> [AVAILABLE DATA]:
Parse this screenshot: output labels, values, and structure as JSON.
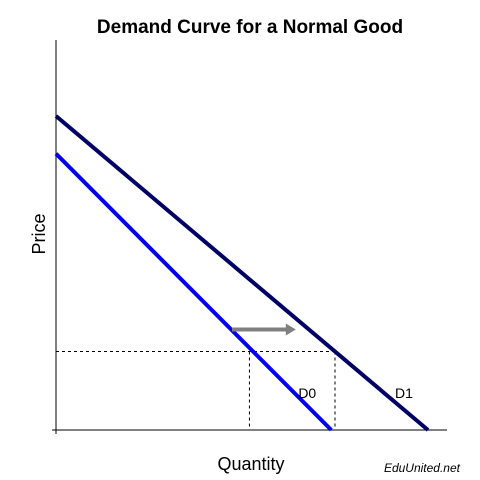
{
  "chart_data": {
    "type": "line",
    "title": "Demand Curve for a Normal Good",
    "xlabel": "Quantity",
    "ylabel": "Price",
    "xlim": [
      0,
      100
    ],
    "ylim": [
      0,
      100
    ],
    "grid": false,
    "series": [
      {
        "name": "D0",
        "color": "#0000ee",
        "points": [
          [
            0,
            88
          ],
          [
            74,
            0
          ]
        ]
      },
      {
        "name": "D1",
        "color": "#000066",
        "points": [
          [
            0,
            100
          ],
          [
            100,
            0
          ]
        ]
      }
    ],
    "reference_price": 25,
    "reference_quantities": [
      52,
      75
    ],
    "shift_arrow": {
      "from": [
        50,
        32
      ],
      "to": [
        65,
        32
      ],
      "color": "#808080"
    },
    "source": "EduUnited.net"
  }
}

> [WRITTEN INSTRUCTION]: Copy out all of the data word for word. Do not carry over any picture.

> [OUTPUT OF THE EXERCISE]:
Parse this screenshot: output labels, values, and structure as JSON.
{
  "chart_data": {
    "type": "line",
    "title": "Demand Curve for a Normal Good",
    "xlabel": "Quantity",
    "ylabel": "Price",
    "xlim": [
      0,
      100
    ],
    "ylim": [
      0,
      100
    ],
    "grid": false,
    "series": [
      {
        "name": "D0",
        "color": "#0000ee",
        "points": [
          [
            0,
            88
          ],
          [
            74,
            0
          ]
        ]
      },
      {
        "name": "D1",
        "color": "#000066",
        "points": [
          [
            0,
            100
          ],
          [
            100,
            0
          ]
        ]
      }
    ],
    "reference_price": 25,
    "reference_quantities": [
      52,
      75
    ],
    "shift_arrow": {
      "from": [
        50,
        32
      ],
      "to": [
        65,
        32
      ],
      "color": "#808080"
    },
    "source": "EduUnited.net"
  }
}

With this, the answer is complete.